[PROVIDED PASSAGE]

Elie N'Tamon

Personal information
- Full name: Elie N'Tamon Ahouonon
- Date of birth: 22 April 2004 (age 22)
- Place of birth: Abidjan, Ivory Coast
- Height: 1.88 m (6 ft 2 in)
- Position: Centre-back

Team information
- Current team: Reims
- Number: 28

Youth career
- Centre d’Apprentissage Foot
- 2022–2023: Torreense

Senior career*
- Years: Team / Apps / (Gls)
- 2023–2025: Torreense / 29 / (3)
- 2025–: Reims / 15 / (0)

International career^{‡}
- 2019: Ivory Coast U16 / 3 / (1)

= Elie N'Tamon =

Ivorian footballer (born 2006)

Elie N'Tamon Ahouonon (born 22 April 2004) is an Ivorian professional footballer who plays as a centre-back for club Reims.

[/PROVIDED PASSAGE]

● ASSIGNMENT
Copy the player profile from "Team information" down to "Torreense / 29 / (3)", substituting "Present club" for "Current team".

[EXTRACTED RECORDS]

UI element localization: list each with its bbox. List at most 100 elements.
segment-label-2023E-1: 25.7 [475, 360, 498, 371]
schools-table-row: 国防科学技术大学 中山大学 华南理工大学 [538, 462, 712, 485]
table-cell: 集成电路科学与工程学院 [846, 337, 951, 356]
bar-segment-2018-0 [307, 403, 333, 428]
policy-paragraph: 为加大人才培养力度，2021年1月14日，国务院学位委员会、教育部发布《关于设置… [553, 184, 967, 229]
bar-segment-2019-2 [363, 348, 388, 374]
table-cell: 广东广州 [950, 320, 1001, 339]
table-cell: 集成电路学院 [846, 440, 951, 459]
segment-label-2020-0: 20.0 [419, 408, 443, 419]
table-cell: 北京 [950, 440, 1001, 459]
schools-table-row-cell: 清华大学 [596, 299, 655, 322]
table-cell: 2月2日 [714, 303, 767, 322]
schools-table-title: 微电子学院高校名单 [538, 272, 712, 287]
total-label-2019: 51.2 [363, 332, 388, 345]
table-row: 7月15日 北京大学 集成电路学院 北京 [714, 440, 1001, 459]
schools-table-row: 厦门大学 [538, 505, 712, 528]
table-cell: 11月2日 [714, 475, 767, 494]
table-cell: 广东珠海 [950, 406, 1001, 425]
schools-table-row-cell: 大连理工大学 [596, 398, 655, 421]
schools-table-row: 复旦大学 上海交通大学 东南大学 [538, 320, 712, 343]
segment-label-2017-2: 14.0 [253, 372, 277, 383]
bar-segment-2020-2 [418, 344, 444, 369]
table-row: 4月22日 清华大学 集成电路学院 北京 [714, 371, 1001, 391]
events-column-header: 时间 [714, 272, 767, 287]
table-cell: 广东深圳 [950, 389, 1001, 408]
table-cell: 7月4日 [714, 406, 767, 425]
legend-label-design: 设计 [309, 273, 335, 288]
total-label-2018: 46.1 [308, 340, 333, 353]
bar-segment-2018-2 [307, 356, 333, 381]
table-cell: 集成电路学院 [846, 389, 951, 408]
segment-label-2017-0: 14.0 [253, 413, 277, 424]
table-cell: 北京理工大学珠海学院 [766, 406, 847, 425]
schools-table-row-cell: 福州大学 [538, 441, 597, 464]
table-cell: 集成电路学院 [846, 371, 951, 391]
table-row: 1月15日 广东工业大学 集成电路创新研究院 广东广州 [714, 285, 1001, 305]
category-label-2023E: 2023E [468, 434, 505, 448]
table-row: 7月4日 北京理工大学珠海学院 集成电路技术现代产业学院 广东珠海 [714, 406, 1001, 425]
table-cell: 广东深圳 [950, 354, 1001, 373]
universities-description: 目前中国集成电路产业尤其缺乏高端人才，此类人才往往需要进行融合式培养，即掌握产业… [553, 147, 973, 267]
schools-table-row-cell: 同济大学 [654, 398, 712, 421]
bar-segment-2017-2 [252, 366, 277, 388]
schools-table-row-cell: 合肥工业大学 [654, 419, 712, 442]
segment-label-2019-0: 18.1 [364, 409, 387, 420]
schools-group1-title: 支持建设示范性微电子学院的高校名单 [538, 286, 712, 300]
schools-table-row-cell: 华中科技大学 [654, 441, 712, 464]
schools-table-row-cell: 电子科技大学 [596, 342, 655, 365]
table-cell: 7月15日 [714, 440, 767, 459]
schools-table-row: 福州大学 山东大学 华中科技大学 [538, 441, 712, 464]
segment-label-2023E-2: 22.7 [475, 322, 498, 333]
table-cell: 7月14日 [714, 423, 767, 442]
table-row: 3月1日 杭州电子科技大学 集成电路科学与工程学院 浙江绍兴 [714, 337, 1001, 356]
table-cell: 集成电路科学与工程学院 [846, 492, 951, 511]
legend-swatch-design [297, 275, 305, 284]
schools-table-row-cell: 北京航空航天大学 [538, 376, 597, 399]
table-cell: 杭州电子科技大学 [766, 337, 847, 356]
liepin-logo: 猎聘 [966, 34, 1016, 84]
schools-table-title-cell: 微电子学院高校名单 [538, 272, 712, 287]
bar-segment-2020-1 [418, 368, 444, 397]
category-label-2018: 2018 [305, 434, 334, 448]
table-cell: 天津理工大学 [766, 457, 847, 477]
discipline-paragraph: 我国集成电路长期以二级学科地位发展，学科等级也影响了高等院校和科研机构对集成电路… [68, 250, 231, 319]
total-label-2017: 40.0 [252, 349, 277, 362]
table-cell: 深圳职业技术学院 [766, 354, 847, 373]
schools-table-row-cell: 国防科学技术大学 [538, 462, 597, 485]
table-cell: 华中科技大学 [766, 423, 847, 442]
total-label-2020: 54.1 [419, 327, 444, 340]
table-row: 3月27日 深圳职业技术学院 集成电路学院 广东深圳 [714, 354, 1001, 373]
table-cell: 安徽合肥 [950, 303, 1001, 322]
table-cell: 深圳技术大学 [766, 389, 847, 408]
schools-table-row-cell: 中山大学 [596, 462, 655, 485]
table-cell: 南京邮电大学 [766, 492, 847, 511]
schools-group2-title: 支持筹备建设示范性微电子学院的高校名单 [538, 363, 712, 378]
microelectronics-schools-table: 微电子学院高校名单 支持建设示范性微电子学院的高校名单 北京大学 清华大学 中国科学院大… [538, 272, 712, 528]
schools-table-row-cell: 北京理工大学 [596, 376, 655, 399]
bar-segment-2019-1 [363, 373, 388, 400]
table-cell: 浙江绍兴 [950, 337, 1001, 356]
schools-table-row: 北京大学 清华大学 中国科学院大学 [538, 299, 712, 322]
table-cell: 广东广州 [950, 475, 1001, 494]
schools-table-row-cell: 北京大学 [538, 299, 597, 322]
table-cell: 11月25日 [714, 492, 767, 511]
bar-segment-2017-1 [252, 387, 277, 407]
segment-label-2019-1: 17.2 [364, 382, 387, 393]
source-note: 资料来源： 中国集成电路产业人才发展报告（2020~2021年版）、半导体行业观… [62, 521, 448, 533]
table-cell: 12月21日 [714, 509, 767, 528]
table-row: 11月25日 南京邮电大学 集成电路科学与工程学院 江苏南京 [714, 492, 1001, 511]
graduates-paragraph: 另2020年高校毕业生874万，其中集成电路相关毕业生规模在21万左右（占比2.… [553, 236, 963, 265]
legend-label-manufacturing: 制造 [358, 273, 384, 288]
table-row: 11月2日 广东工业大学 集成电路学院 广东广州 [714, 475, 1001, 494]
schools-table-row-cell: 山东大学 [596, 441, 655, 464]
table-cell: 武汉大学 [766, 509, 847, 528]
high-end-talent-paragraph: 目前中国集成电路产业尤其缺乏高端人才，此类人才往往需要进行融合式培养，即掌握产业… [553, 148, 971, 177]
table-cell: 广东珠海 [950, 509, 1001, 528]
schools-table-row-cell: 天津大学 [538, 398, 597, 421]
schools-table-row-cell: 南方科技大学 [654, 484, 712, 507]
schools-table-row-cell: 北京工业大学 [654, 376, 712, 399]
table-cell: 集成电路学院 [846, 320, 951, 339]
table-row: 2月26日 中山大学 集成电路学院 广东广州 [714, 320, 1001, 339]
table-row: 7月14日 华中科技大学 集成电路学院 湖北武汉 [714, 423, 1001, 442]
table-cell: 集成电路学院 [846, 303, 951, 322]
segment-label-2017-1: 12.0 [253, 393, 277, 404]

[/EXTRACTED RECORDS]

● YOUR SOLUTION
Team information
- Present club: Reims
- Number: 28

Youth career
- Centre d’Apprentissage Foot
- 2022–2023: Torreense

Senior career*
- Years: Team / Apps / (Gls)
- 2023–2025: Torreense / 29 / (3)